Start of SUPPLIED ENTRIES
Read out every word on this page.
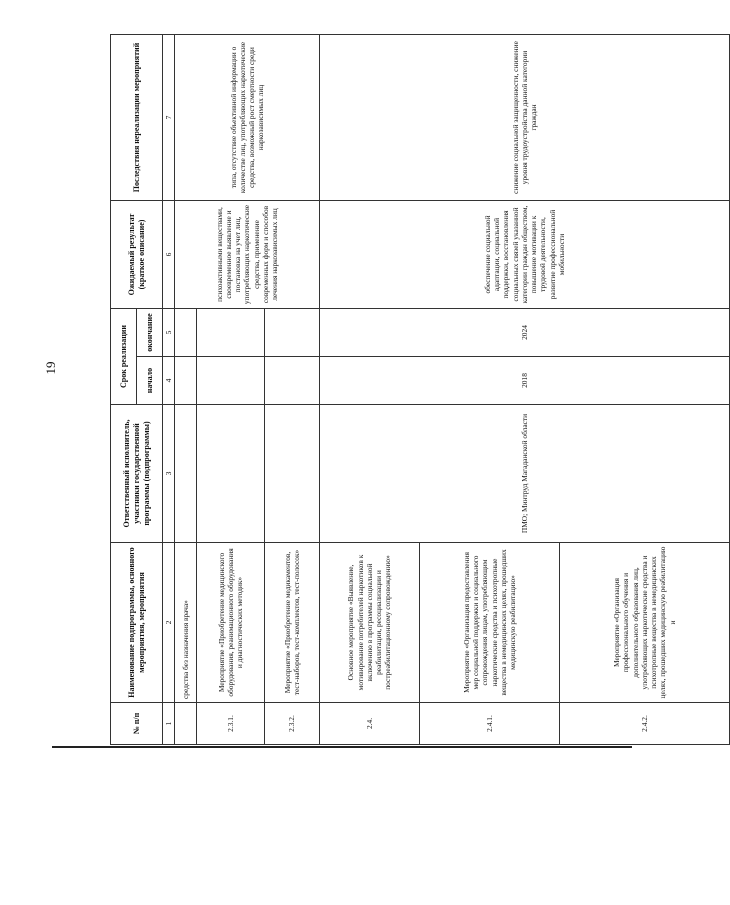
19
№ п/п	Наименование подпрограммы, основного мероприятия, мероприятия	Ответственный исполнитель, участники государственной программы (подпрограммы)	Срок реализации		Ожидаемый результат (краткое описание)	Последствия нереализации мероприятий
			начало	окончание		
1	2	3	4	5	6	7
	средства без назначения врача»				психоактивными веществами, своевременное выявление и постановка на учет лиц, употребляющих наркотические средства, применение современных форм и способов лечения наркозависимых лиц	типа, отсутствие объективной информации о количестве лиц, употребляющих наркотические средства, возможный рост смертности среди наркозависимых лиц
2.3.1.	Мероприятие «Приобретение медицинского оборудования, реанимационного оборудования и диагностических методик»					
2.3.2.	Мероприятие «Приобретение медикаментов, тест-наборов, тест-комплектов, тест-полосок»					
2.4.	Основное мероприятие «Выявление, мотивирование потребителей наркотиков к включению в программы социальной реабилитации, ресоциализации и постреабилитационному сопровождению»	ПМО; Минтруд Магаданской области	2018	2024	обеспечение социальной адаптации, социальной поддержки, восстановления социальных связей указанной категории граждан обществом, повышение мотивации к трудовой деятельности, развитие профессиональной мобильности	снижение социальной защищенности, снижение уровня трудоустройства данной категории граждан
2.4.1.	Мероприятие «Организация предоставления мер социальной поддержки и социального сопровождения лицам, употребляющим наркотические средства и психотропные вещества в немедицинских целях, прошедших медицинскую реабилитацию»					
2.4.2.	Мероприятие «Организация профессионального обучения и дополнительного образования лиц, употребляющих наркотические средства и психотропные вещества в немедицинских целях, прошедших медицинскую реабилитацию и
End of SUPPLIED ENTRIES
SET EXERCISE: Using the entries above, find all lines with "Приобретение". Copy them.

EXERCISE ANSWER:
2.3.1.	Мероприятие «Приобретение медицинского оборудования, реанимационного оборудования и диагностических методик»					
2.3.2.	Мероприятие «Приобретение медикаментов, тест-наборов, тест-комплектов, тест-полосок»					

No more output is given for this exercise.